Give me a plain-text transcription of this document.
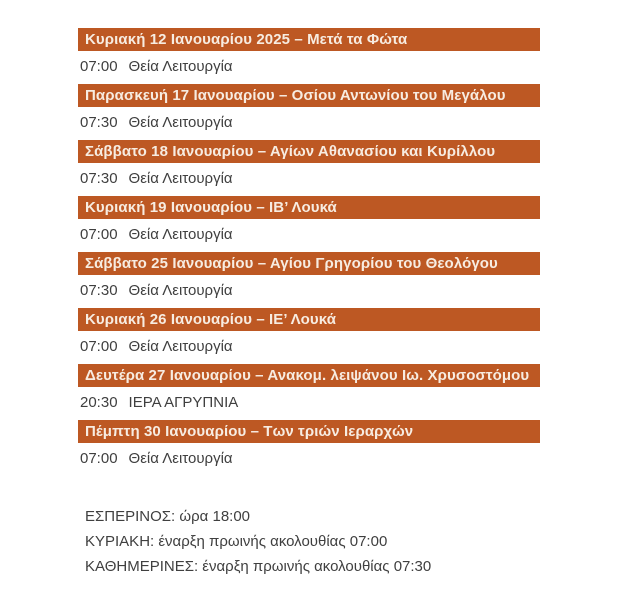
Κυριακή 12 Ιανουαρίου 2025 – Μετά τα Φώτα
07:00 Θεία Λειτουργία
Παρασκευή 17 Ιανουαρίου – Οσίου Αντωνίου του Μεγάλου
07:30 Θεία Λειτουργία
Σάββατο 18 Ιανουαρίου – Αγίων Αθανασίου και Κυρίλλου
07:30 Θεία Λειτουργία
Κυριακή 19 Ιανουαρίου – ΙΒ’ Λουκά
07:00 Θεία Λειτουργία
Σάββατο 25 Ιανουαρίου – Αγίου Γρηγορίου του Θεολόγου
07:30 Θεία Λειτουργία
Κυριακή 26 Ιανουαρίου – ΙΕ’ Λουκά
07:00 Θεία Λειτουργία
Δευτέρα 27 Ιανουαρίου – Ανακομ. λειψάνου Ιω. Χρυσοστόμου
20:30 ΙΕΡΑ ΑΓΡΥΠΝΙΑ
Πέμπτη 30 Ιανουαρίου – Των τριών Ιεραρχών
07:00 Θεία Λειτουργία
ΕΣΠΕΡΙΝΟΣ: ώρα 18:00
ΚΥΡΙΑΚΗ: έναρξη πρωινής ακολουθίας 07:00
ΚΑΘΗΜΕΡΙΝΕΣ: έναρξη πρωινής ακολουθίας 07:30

◇ ◇ ◇ ◇ ◇

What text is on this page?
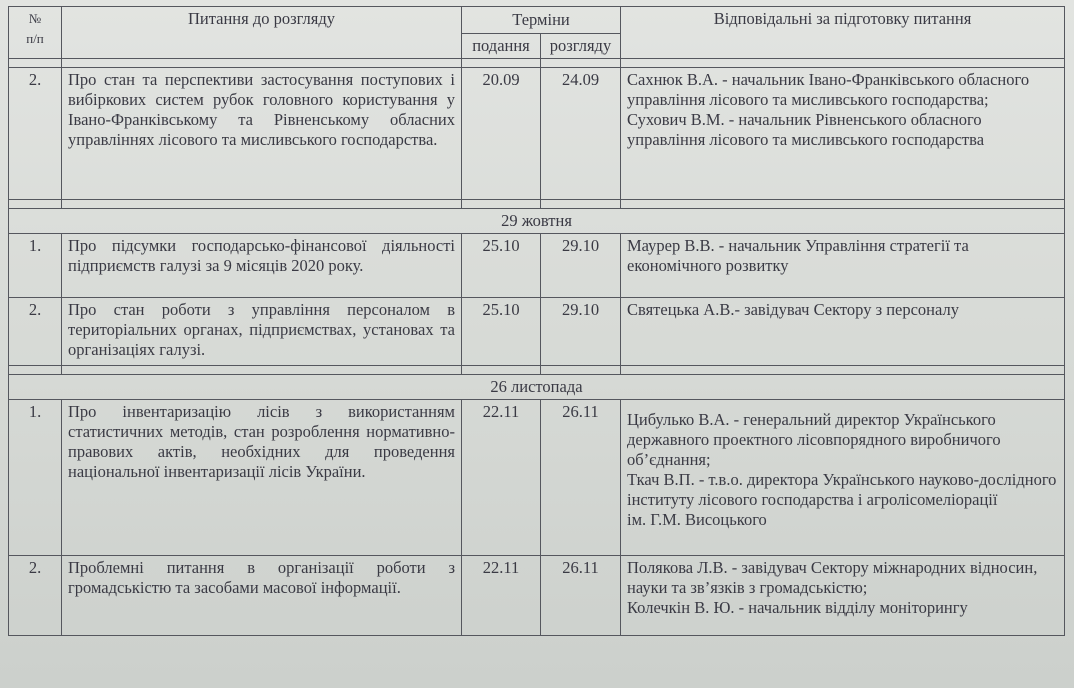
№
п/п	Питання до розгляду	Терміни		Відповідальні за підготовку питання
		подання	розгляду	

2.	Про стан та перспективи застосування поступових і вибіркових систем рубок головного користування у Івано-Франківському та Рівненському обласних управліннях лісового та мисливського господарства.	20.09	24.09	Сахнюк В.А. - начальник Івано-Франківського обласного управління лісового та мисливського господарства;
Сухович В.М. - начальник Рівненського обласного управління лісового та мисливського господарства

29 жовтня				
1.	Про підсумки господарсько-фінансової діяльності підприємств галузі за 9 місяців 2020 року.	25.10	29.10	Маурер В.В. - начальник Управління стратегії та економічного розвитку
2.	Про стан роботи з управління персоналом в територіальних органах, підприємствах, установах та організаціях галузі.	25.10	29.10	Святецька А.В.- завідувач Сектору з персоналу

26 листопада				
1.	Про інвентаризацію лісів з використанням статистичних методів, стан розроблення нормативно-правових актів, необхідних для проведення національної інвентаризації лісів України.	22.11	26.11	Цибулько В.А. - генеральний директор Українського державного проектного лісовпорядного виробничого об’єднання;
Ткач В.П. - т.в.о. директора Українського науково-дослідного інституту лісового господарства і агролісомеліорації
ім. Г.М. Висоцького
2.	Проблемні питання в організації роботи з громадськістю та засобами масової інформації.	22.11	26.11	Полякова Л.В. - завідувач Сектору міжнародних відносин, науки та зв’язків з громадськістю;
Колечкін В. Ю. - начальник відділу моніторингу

◇ ◇ ◇ ◇ ◇

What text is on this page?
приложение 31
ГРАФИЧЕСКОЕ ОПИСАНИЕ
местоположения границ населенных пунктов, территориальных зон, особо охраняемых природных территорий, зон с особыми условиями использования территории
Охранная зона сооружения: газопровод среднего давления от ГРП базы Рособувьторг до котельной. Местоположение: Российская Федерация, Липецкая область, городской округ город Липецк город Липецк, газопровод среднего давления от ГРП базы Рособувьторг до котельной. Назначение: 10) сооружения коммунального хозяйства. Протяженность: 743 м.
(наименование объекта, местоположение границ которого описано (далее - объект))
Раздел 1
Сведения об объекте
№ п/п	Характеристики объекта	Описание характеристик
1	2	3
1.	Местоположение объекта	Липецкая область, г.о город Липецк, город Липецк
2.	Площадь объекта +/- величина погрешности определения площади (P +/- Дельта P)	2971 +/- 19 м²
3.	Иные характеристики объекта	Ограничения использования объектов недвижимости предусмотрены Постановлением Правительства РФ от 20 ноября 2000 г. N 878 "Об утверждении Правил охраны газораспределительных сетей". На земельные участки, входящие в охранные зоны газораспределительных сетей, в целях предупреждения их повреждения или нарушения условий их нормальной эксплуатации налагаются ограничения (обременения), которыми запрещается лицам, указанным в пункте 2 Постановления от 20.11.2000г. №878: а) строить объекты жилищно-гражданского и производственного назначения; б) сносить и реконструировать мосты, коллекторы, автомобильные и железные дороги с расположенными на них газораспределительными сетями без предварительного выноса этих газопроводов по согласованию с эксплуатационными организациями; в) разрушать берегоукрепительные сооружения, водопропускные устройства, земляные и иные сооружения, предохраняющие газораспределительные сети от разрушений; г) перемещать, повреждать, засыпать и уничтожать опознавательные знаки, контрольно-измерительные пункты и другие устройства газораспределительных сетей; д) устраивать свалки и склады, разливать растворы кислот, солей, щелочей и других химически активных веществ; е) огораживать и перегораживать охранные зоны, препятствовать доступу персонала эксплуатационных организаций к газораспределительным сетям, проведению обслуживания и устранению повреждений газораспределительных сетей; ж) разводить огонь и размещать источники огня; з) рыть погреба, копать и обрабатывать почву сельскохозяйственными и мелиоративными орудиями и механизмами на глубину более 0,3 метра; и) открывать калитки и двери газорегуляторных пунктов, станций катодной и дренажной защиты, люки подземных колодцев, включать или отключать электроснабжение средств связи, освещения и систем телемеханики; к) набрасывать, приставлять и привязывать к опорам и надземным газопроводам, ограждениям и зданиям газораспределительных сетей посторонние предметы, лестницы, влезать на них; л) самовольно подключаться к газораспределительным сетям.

◇ ◇ ◇ ◇ ◇

DIRECTION:
Collect the lines that hold "галузі".

FULL RESPONSE:
1.	Про підсумки господарсько-фінансової діяльності підприємств галузі за 9 місяців 2020 року.	25.10	29.10	Маурер В.В. - начальник Управління стратегії та економічного розвитку
2.	Про стан роботи з управління персоналом в територіальних органах, підприємствах, установах та організаціях галузі.	25.10	29.10	Святецька А.В.- завідувач Сектору з персоналу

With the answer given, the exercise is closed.